Document transcription data:
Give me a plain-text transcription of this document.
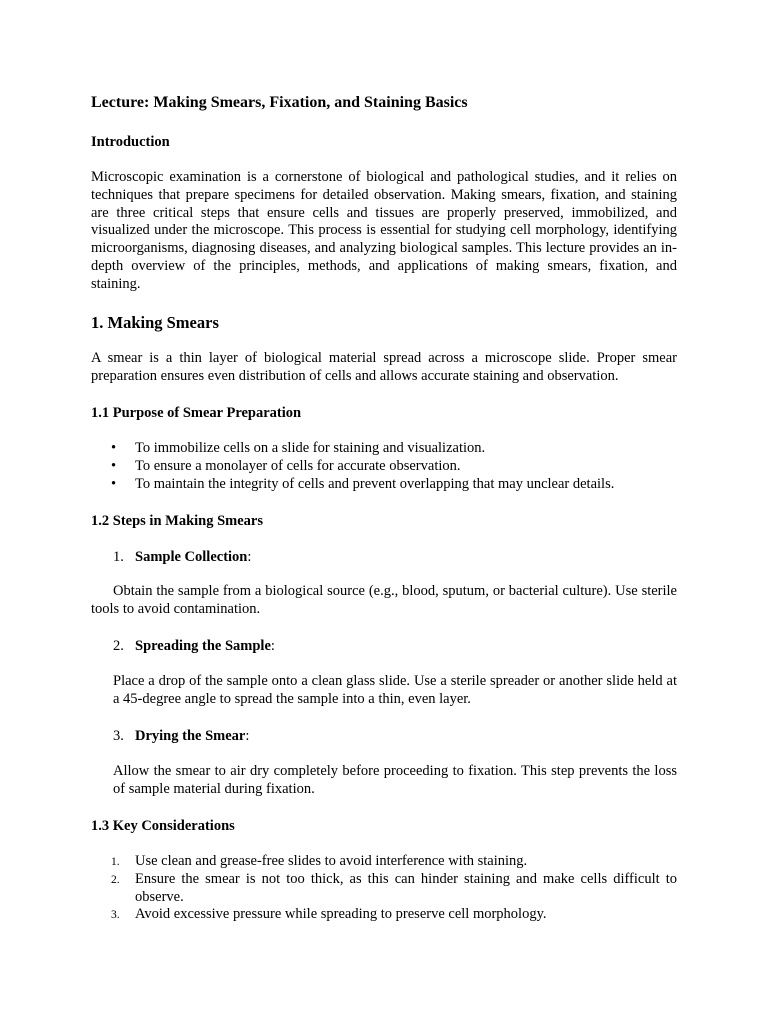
Lecture: Making Smears, Fixation, and Staining Basics
Introduction

Microscopic examination is a cornerstone of biological and pathological studies, and it relies on techniques that prepare specimens for detailed observation. Making smears, fixation, and staining are three critical steps that ensure cells and tissues are properly preserved, immobilized, and visualized under the microscope. This process is essential for studying cell morphology, identifying microorganisms, diagnosing diseases, and analyzing biological samples. This lecture provides an in-depth overview of the principles, methods, and applications of making smears, fixation, and staining.

1. Making Smears

A smear is a thin layer of biological material spread across a microscope slide. Proper smear preparation ensures even distribution of cells and allows accurate staining and observation.

1.1 Purpose of Smear Preparation
• To immobilize cells on a slide for staining and visualization.
• To ensure a monolayer of cells for accurate observation.
• To maintain the integrity of cells and prevent overlapping that may unclear details.
1.2 Steps in Making Smears
1. Sample Collection:

Obtain the sample from a biological source (e.g., blood, sputum, or bacterial culture). Use sterile tools to avoid contamination.

2. Spreading the Sample:

Place a drop of the sample onto a clean glass slide. Use a sterile spreader or another slide held at a 45-degree angle to spread the sample into a thin, even layer.

3. Drying the Smear:

Allow the smear to air dry completely before proceeding to fixation. This step prevents the loss of sample material during fixation.

1.3 Key Considerations
1. Use clean and grease-free slides to avoid interference with staining.
2. Ensure the smear is not too thick, as this can hinder staining and make cells difficult to observe.
3. Avoid excessive pressure while spreading to preserve cell morphology.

Problem to work on:
The goal is an exact reprint of the entries, leaving out the pictures.

Task output:
Give me a plain-text transcription of this document.
Lecture: Making Smears, Fixation, and Staining Basics
Introduction

Microscopic examination is a cornerstone of biological and pathological studies, and it relies on techniques that prepare specimens for detailed observation. Making smears, fixation, and staining are three critical steps that ensure cells and tissues are properly preserved, immobilized, and visualized under the microscope. This process is essential for studying cell morphology, identifying microorganisms, diagnosing diseases, and analyzing biological samples. This lecture provides an in-depth overview of the principles, methods, and applications of making smears, fixation, and staining.

1. Making Smears

A smear is a thin layer of biological material spread across a microscope slide. Proper smear preparation ensures even distribution of cells and allows accurate staining and observation.

1.1 Purpose of Smear Preparation
• To immobilize cells on a slide for staining and visualization.
• To ensure a monolayer of cells for accurate observation.
• To maintain the integrity of cells and prevent overlapping that may unclear details.
1.2 Steps in Making Smears
1. Sample Collection:

Obtain the sample from a biological source (e.g., blood, sputum, or bacterial culture). Use sterile tools to avoid contamination.

2. Spreading the Sample:

Place a drop of the sample onto a clean glass slide. Use a sterile spreader or another slide held at a 45-degree angle to spread the sample into a thin, even layer.

3. Drying the Smear:

Allow the smear to air dry completely before proceeding to fixation. This step prevents the loss of sample material during fixation.

1.3 Key Considerations
1. Use clean and grease-free slides to avoid interference with staining.
2. Ensure the smear is not too thick, as this can hinder staining and make cells difficult to observe.
3. Avoid excessive pressure while spreading to preserve cell morphology.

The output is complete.